- [WHAT TO WORK ON]: An exact copy of the records is required, minus the pictures they hold.

- [PROVIDED RECORDS]:

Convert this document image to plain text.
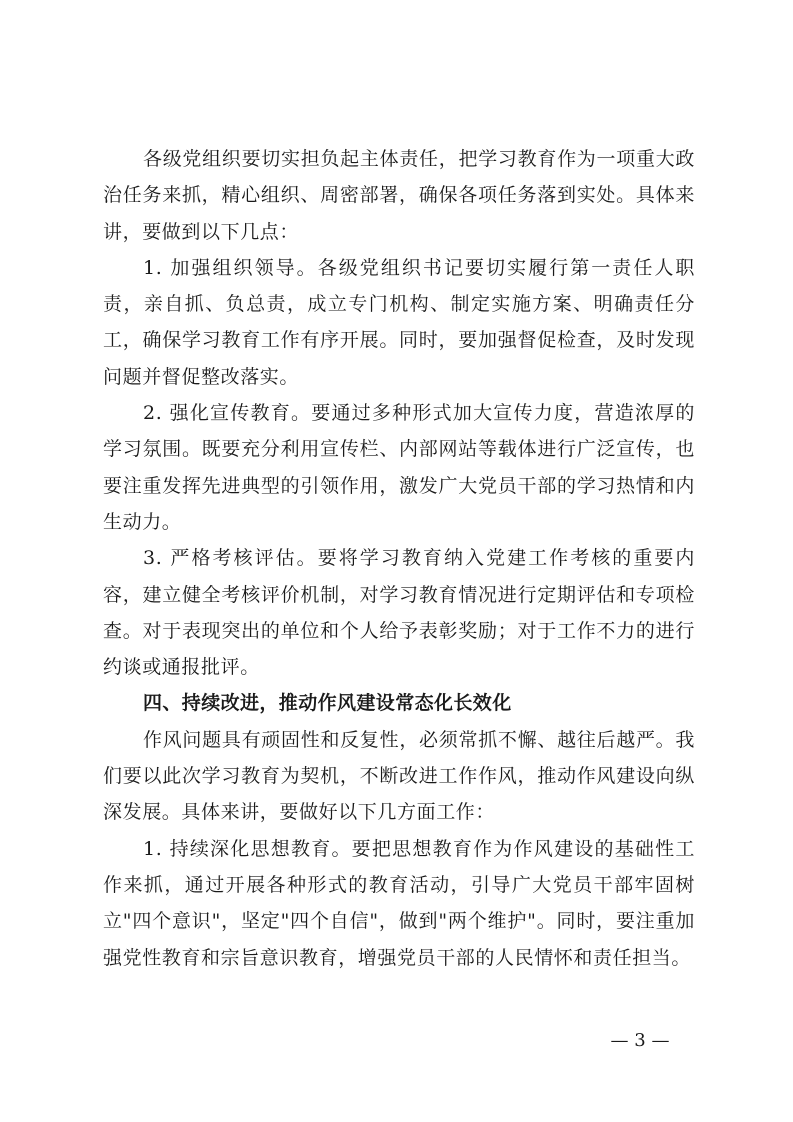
各级党组织要切实担负起主体责任，把学习教育作为一项重大政治任务来抓，精心组织、周密部署，确保各项任务落到实处。具体来讲，要做到以下几点：

1. 加强组织领导。各级党组织书记要切实履行第一责任人职责，亲自抓、负总责，成立专门机构、制定实施方案、明确责任分工，确保学习教育工作有序开展。同时，要加强督促检查，及时发现问题并督促整改落实。

2. 强化宣传教育。要通过多种形式加大宣传力度，营造浓厚的学习氛围。既要充分利用宣传栏、内部网站等载体进行广泛宣传，也要注重发挥先进典型的引领作用，激发广大党员干部的学习热情和内生动力。

3. 严格考核评估。要将学习教育纳入党建工作考核的重要内容，建立健全考核评价机制，对学习教育情况进行定期评估和专项检查。对于表现突出的单位和个人给予表彰奖励；对于工作不力的进行约谈或通报批评。

四、持续改进，推动作风建设常态化长效化

作风问题具有顽固性和反复性，必须常抓不懈、越往后越严。我们要以此次学习教育为契机，不断改进工作作风，推动作风建设向纵深发展。具体来讲，要做好以下几方面工作：

1. 持续深化思想教育。要把思想教育作为作风建设的基础性工作来抓，通过开展各种形式的教育活动，引导广大党员干部牢固树立"四个意识"，坚定"四个自信"，做到"两个维护"。同时，要注重加强党性教育和宗旨意识教育，增强党员干部的人民情怀和责任担当。

— 3 —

- [TASK OUTPUT]:
Convert this document image to plain text.
各级党组织要切实担负起主体责任，把学习教育作为一项重大政治任务来抓，精心组织、周密部署，确保各项任务落到实处。具体来讲，要做到以下几点：

1. 加强组织领导。各级党组织书记要切实履行第一责任人职责，亲自抓、负总责，成立专门机构、制定实施方案、明确责任分工，确保学习教育工作有序开展。同时，要加强督促检查，及时发现问题并督促整改落实。

2. 强化宣传教育。要通过多种形式加大宣传力度，营造浓厚的学习氛围。既要充分利用宣传栏、内部网站等载体进行广泛宣传，也要注重发挥先进典型的引领作用，激发广大党员干部的学习热情和内生动力。

3. 严格考核评估。要将学习教育纳入党建工作考核的重要内容，建立健全考核评价机制，对学习教育情况进行定期评估和专项检查。对于表现突出的单位和个人给予表彰奖励；对于工作不力的进行约谈或通报批评。

四、持续改进，推动作风建设常态化长效化

作风问题具有顽固性和反复性，必须常抓不懈、越往后越严。我们要以此次学习教育为契机，不断改进工作作风，推动作风建设向纵深发展。具体来讲，要做好以下几方面工作：

1. 持续深化思想教育。要把思想教育作为作风建设的基础性工作来抓，通过开展各种形式的教育活动，引导广大党员干部牢固树立"四个意识"，坚定"四个自信"，做到"两个维护"。同时，要注重加强党性教育和宗旨意识教育，增强党员干部的人民情怀和责任担当。

— 3 —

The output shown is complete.